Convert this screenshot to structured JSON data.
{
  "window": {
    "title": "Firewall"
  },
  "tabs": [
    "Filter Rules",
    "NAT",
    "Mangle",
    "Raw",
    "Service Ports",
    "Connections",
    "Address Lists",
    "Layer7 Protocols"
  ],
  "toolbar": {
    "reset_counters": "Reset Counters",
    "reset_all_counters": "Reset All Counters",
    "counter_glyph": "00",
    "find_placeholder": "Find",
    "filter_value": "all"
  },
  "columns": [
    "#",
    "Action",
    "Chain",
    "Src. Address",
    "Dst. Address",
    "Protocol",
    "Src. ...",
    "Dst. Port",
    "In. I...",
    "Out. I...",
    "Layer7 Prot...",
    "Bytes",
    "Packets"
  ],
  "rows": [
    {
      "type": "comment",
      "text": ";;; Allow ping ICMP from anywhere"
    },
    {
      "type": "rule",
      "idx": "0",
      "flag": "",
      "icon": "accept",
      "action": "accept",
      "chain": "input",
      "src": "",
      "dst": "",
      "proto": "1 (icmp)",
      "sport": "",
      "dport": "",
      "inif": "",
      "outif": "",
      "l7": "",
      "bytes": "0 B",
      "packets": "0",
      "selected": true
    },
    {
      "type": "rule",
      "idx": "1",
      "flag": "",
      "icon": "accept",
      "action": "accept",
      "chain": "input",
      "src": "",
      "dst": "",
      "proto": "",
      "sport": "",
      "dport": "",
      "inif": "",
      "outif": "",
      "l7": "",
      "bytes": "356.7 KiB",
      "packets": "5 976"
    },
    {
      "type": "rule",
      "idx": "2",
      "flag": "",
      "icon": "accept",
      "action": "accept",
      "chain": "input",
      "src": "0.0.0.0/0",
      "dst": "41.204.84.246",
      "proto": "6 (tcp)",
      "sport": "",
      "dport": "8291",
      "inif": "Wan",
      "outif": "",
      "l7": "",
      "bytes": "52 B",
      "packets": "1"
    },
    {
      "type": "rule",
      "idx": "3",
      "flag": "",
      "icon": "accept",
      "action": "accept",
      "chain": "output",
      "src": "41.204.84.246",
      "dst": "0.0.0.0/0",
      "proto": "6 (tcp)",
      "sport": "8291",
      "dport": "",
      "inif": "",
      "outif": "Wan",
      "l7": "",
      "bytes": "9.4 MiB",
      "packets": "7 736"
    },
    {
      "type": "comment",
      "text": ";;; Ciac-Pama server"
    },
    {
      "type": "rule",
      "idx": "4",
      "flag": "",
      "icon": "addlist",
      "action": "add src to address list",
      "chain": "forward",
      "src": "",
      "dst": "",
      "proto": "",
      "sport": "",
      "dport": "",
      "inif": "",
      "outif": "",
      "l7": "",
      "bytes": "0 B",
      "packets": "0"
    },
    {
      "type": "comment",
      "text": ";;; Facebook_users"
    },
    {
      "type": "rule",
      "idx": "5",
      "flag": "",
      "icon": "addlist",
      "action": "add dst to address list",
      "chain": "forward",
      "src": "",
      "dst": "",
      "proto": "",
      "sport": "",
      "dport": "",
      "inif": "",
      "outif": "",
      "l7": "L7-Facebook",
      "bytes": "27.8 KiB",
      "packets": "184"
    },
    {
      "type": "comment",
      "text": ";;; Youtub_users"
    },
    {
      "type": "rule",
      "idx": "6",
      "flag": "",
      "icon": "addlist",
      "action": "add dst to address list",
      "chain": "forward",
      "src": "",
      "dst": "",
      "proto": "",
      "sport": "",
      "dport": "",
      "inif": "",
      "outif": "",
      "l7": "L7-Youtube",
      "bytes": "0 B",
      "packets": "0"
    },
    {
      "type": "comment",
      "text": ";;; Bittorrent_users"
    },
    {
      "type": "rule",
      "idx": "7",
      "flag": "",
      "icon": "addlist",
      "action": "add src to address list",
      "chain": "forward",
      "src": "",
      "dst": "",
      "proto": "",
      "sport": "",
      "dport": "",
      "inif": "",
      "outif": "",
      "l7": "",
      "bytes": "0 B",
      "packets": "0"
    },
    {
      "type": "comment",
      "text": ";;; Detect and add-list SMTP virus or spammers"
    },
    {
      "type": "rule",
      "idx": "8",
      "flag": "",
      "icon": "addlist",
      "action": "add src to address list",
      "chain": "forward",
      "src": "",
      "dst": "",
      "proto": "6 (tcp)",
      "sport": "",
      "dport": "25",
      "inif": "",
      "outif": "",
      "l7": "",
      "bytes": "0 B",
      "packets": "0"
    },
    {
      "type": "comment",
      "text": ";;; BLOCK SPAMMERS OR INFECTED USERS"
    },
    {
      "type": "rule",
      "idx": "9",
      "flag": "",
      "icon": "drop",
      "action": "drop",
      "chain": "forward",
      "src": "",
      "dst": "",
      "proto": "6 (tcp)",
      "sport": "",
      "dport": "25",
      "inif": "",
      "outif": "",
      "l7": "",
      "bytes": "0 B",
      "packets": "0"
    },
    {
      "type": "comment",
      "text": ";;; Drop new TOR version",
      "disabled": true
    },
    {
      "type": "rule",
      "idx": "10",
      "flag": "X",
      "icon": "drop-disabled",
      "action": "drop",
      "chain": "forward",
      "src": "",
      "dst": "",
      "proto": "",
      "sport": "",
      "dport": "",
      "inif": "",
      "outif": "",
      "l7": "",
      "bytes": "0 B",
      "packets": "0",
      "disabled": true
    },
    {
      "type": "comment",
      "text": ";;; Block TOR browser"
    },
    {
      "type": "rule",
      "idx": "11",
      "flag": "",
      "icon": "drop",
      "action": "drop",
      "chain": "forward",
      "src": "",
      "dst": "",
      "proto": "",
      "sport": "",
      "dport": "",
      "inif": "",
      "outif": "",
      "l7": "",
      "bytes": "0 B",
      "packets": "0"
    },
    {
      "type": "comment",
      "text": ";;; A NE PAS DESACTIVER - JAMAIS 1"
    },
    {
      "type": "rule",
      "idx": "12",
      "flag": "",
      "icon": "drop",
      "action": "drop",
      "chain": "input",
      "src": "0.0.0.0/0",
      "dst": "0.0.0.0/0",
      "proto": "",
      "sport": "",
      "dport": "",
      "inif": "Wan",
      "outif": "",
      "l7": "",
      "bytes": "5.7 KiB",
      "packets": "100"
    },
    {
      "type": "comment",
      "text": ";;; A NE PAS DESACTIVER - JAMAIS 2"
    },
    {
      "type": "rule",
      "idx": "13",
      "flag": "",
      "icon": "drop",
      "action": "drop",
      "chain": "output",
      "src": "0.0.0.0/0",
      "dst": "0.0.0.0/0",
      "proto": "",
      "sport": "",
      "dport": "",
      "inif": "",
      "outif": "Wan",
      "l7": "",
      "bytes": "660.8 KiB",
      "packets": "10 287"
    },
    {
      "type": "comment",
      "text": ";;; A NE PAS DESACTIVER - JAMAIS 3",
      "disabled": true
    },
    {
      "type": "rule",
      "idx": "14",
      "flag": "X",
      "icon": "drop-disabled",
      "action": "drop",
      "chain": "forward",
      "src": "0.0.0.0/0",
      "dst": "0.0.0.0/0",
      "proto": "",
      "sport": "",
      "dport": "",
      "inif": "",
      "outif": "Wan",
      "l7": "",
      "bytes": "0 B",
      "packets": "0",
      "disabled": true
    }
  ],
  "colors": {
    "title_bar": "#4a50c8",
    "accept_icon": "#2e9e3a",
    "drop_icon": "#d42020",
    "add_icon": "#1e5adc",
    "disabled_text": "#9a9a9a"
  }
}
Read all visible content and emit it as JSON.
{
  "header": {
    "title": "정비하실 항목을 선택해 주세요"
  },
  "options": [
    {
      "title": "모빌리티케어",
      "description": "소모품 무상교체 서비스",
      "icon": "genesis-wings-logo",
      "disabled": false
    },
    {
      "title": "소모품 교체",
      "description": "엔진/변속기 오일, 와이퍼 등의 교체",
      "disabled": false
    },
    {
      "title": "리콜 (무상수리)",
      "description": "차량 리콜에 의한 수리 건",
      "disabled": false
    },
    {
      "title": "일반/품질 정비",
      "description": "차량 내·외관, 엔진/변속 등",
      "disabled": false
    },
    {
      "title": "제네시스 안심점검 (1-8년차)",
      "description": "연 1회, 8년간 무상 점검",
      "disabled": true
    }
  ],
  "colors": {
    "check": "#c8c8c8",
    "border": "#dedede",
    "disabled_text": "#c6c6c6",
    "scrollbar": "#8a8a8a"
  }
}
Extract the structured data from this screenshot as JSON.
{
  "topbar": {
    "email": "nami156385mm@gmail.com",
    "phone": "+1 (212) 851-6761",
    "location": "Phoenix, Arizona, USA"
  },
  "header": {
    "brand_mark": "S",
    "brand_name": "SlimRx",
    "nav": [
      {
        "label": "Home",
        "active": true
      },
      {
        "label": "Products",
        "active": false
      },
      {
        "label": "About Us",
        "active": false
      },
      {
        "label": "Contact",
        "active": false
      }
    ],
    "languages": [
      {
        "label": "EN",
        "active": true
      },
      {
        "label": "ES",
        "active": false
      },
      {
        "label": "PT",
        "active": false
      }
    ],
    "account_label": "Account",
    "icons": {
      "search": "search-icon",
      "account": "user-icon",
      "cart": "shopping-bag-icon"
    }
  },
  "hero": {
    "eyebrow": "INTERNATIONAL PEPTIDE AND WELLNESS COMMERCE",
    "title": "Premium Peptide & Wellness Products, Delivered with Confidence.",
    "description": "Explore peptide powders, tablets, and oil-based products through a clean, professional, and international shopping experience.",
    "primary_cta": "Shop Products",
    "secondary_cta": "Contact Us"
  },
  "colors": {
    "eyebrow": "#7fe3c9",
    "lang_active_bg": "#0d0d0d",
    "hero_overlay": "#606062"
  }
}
#####
◆ Problem statement ◆
Please go line by line through the records above, copying each one that holds the string "Counters".

◆ Answer area ◆
    "reset_counters": "Reset Counters",
    "reset_all_counters": "Reset All Counters",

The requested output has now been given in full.